Start THE INPUT

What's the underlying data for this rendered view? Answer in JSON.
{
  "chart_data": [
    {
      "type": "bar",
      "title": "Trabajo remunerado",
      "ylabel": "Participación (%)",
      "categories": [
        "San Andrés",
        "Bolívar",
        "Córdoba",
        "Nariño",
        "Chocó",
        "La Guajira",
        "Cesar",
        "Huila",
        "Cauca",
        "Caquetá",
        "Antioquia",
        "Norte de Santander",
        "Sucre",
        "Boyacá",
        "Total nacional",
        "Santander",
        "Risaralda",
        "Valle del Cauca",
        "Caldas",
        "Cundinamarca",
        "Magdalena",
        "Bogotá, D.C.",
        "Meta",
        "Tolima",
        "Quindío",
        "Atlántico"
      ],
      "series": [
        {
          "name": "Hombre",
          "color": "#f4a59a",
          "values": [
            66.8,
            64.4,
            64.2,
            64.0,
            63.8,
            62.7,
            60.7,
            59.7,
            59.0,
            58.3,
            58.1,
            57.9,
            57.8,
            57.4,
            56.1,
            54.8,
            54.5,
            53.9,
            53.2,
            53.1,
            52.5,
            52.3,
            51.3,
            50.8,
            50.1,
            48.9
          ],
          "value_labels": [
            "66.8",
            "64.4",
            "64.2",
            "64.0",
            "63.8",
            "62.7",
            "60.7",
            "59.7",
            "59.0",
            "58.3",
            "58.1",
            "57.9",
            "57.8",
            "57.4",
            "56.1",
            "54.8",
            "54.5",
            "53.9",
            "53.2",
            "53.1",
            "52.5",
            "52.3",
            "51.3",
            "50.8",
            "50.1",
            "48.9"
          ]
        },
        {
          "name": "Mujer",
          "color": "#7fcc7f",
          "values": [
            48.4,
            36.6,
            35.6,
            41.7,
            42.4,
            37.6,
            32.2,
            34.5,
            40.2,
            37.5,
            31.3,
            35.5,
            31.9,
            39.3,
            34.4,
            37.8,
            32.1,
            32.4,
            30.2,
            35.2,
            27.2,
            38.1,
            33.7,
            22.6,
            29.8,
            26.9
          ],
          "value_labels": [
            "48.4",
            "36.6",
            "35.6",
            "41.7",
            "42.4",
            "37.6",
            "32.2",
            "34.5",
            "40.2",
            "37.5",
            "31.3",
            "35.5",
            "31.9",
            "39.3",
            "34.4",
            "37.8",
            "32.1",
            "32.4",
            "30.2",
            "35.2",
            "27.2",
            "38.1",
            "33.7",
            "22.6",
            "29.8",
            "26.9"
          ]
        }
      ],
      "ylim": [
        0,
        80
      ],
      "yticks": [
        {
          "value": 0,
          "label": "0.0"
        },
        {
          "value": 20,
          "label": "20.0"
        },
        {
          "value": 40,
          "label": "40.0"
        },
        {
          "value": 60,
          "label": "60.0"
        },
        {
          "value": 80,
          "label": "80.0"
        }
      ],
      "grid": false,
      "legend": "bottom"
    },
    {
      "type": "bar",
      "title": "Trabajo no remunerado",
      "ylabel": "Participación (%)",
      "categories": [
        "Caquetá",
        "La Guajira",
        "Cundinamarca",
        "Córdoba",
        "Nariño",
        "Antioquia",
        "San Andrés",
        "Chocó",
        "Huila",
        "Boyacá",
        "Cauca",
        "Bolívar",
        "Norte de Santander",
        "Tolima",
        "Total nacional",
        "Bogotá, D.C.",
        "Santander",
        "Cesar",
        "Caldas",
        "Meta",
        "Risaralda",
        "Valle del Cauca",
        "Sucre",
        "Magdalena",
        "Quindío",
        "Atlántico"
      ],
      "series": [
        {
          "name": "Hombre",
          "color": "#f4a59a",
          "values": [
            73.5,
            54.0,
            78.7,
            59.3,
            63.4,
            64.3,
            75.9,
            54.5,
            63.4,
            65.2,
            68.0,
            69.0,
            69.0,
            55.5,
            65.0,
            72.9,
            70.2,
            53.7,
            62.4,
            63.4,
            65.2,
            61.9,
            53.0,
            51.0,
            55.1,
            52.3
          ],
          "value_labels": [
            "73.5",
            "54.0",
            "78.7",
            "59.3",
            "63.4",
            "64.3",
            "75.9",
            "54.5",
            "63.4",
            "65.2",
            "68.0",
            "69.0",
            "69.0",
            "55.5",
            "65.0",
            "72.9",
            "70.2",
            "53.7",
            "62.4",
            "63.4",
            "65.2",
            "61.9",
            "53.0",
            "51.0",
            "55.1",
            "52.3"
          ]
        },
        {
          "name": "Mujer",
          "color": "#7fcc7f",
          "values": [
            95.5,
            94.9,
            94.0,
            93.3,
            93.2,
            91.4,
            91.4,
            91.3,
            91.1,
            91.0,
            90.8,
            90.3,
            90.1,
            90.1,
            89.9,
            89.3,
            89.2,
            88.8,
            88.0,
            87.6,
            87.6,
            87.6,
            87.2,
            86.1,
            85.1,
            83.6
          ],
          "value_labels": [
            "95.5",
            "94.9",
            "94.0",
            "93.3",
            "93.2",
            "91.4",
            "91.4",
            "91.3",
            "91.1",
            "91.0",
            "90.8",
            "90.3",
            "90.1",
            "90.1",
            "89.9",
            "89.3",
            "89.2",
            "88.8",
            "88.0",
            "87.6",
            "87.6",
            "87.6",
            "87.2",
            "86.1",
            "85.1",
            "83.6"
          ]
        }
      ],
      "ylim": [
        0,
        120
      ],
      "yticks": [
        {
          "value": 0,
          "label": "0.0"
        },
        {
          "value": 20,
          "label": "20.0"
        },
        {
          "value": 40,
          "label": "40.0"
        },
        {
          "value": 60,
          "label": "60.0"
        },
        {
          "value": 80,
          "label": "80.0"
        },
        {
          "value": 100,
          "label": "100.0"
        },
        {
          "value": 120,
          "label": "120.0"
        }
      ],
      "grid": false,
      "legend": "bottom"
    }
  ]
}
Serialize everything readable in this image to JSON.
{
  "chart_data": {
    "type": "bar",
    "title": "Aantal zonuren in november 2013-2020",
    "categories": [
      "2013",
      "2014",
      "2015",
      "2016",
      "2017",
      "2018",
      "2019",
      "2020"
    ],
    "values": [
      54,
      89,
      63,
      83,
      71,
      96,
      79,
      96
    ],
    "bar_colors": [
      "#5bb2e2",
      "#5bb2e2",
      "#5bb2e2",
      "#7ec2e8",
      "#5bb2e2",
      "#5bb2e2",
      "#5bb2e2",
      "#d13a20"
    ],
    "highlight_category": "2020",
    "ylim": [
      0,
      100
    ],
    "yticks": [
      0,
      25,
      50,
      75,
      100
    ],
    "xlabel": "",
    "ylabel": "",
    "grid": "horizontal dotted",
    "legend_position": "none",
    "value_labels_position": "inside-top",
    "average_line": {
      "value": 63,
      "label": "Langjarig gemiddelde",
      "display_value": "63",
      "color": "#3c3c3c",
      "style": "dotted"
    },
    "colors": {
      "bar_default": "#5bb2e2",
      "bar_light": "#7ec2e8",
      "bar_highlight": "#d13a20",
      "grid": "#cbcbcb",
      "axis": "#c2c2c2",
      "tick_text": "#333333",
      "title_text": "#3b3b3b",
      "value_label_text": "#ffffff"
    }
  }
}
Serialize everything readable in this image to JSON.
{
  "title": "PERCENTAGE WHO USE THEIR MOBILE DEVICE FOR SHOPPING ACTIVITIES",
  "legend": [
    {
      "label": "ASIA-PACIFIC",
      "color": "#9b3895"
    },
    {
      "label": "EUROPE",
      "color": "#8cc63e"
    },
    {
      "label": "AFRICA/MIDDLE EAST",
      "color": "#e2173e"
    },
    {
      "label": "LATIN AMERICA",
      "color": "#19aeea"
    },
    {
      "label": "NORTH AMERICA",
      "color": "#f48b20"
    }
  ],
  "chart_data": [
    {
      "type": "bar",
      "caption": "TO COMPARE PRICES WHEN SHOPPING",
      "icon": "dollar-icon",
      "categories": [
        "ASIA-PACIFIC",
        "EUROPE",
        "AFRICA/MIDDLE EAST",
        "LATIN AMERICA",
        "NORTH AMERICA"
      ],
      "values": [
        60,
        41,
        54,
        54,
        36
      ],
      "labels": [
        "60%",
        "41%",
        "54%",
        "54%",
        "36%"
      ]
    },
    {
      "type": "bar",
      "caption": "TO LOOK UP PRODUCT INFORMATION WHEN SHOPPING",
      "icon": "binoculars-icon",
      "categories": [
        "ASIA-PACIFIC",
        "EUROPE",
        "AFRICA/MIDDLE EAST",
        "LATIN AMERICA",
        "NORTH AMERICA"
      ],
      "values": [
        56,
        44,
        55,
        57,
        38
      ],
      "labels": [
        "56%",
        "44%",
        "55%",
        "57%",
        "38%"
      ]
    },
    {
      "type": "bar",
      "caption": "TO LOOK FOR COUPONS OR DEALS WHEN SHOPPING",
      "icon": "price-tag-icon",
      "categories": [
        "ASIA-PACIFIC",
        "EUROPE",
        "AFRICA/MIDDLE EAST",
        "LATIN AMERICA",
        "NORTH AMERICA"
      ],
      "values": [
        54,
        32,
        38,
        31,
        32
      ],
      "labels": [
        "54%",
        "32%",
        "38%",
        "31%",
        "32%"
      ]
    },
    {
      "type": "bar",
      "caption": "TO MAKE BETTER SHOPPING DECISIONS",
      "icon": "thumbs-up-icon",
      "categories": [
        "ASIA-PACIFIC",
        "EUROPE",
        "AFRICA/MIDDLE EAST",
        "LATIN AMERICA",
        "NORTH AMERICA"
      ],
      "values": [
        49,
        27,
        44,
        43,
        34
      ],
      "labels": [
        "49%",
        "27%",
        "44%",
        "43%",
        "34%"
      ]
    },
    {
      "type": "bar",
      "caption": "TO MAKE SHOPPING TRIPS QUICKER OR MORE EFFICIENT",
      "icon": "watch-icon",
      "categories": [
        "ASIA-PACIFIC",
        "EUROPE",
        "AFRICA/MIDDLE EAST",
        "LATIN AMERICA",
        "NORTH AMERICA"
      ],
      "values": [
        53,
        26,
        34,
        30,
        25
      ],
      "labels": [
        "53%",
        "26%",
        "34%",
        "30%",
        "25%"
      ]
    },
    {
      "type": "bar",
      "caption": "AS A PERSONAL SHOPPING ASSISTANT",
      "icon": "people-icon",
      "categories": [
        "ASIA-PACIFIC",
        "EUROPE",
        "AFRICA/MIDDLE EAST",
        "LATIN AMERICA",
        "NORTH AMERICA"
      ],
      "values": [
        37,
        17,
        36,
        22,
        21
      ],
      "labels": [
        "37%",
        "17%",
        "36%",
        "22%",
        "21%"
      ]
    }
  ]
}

End THE INPUT

WHAT YOU HAVE TO DO
Identify the lines that contain the string "LOOK", and copy every one of them.

EXERCISE RESULT
      "caption": "TO LOOK UP PRODUCT INFORMATION WHEN SHOPPING",
      "caption": "TO LOOK FOR COUPONS OR DEALS WHEN SHOPPING",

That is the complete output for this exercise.